MATERIAL FOR THIS TASK:
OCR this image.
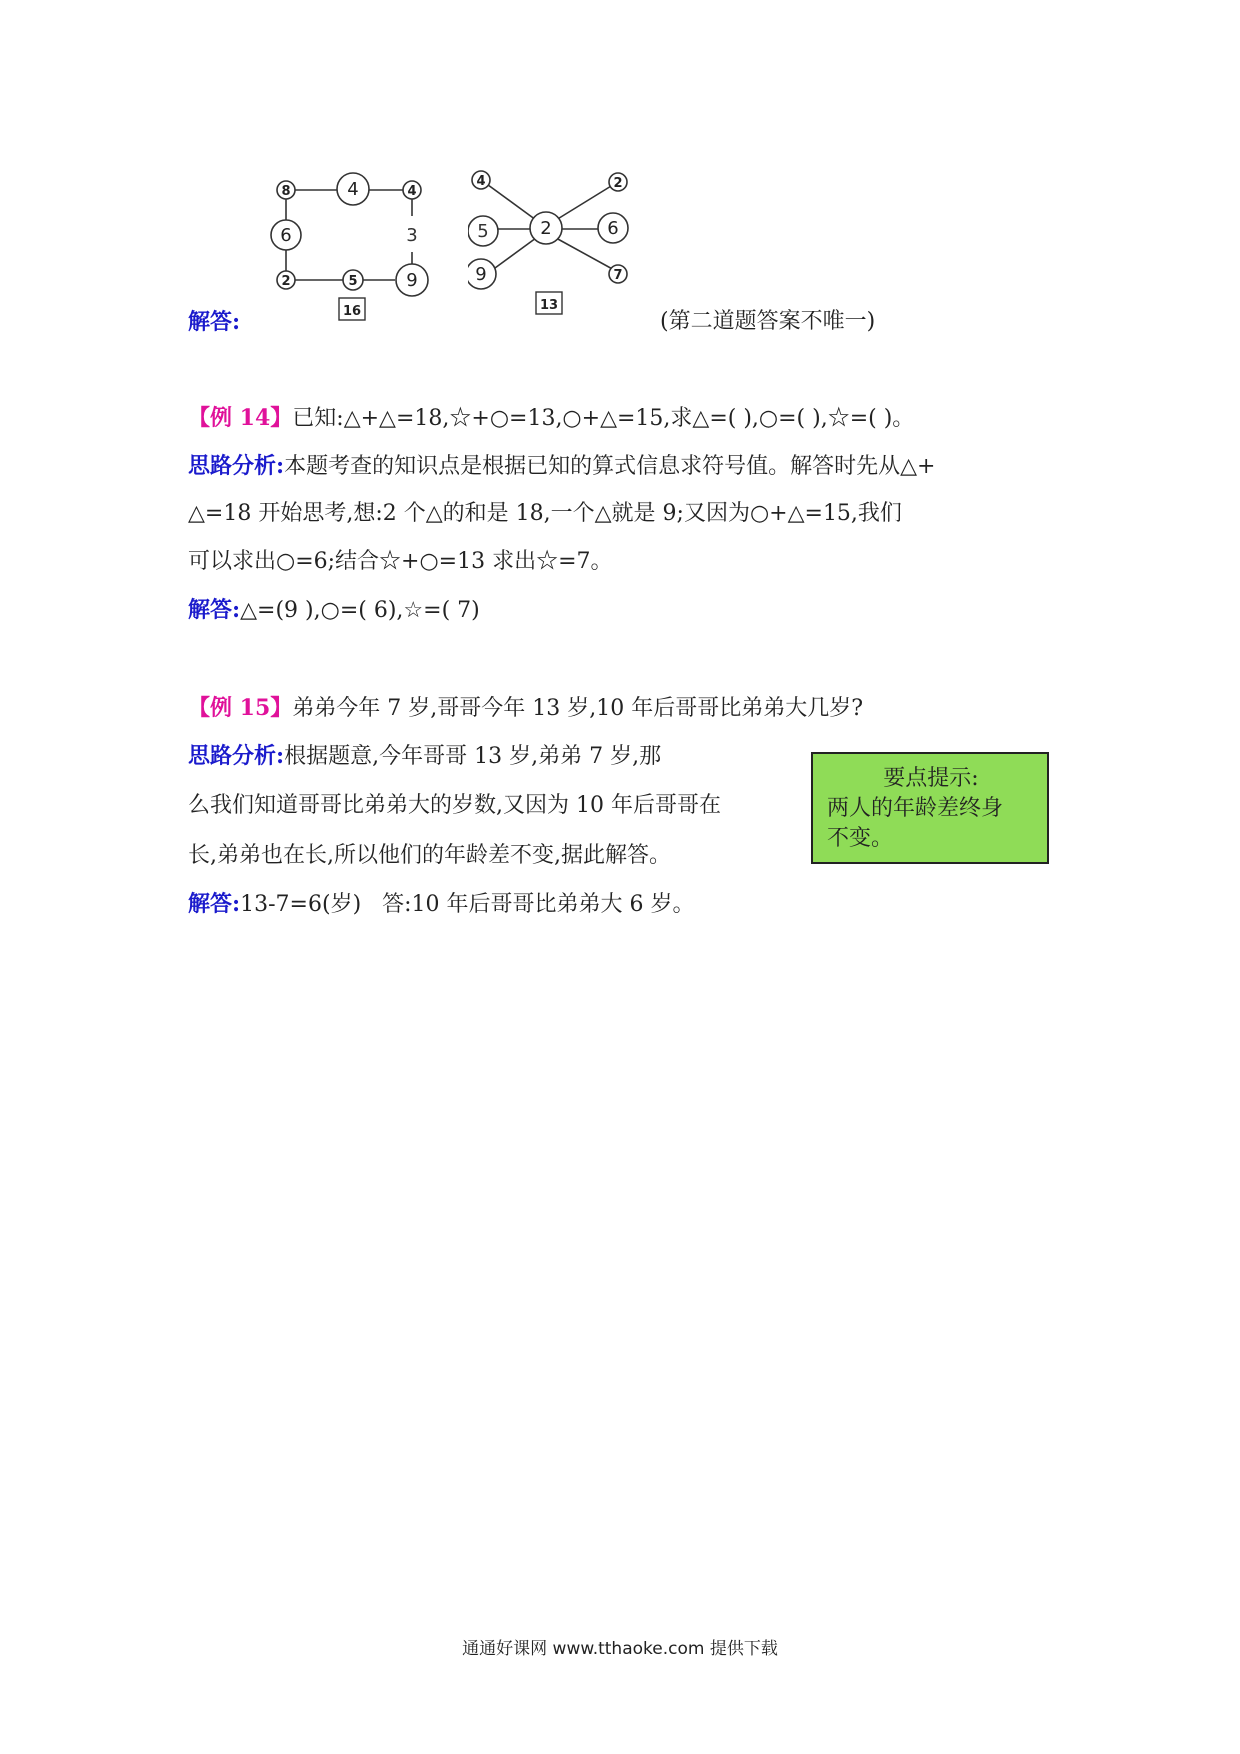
8	4	4
6	3
2	5	9
16
4	2
5	2	6
9	7
13
解答:	(第二道题答案不唯一)
【例 14】已知:△+△=18,☆+○=13,○+△=15,求△=( ),○=( ),☆=( )。
思路分析:本题考查的知识点是根据已知的算式信息求符号值。解答时先从△+
△=18 开始思考,想:2 个△的和是 18,一个△就是 9;又因为○+△=15,我们
可以求出○=6;结合☆+○=13 求出☆=7。
解答:△=(9 ),○=( 6),☆=( 7)
【例 15】弟弟今年 7 岁,哥哥今年 13 岁,10 年后哥哥比弟弟大几岁?
思路分析:根据题意,今年哥哥 13 岁,弟弟 7 岁,那
么我们知道哥哥比弟弟大的岁数,又因为 10 年后哥哥在
长,弟弟也在长,所以他们的年龄差不变,据此解答。
解答:13-7=6(岁)   答:10 年后哥哥比弟弟大 6 岁。
要点提示:
两人的年龄差终身
不变。
通通好课网 www.tthaoke.com 提供下载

SHORT TASK: Repeat the records in full, exactly as they appear, without the pictures.

EXERCISE ANSWER:
OCR this image.
8	4	4
6	3
2	5	9
16
4	2
5	2	6
9	7
13
解答:	(第二道题答案不唯一)
【例 14】已知:△+△=18,☆+○=13,○+△=15,求△=( ),○=( ),☆=( )。
思路分析:本题考查的知识点是根据已知的算式信息求符号值。解答时先从△+
△=18 开始思考,想:2 个△的和是 18,一个△就是 9;又因为○+△=15,我们
可以求出○=6;结合☆+○=13 求出☆=7。
解答:△=(9 ),○=( 6),☆=( 7)
【例 15】弟弟今年 7 岁,哥哥今年 13 岁,10 年后哥哥比弟弟大几岁?
思路分析:根据题意,今年哥哥 13 岁,弟弟 7 岁,那
么我们知道哥哥比弟弟大的岁数,又因为 10 年后哥哥在
长,弟弟也在长,所以他们的年龄差不变,据此解答。
解答:13-7=6(岁)   答:10 年后哥哥比弟弟大 6 岁。
要点提示:
两人的年龄差终身
不变。
通通好课网 www.tthaoke.com 提供下载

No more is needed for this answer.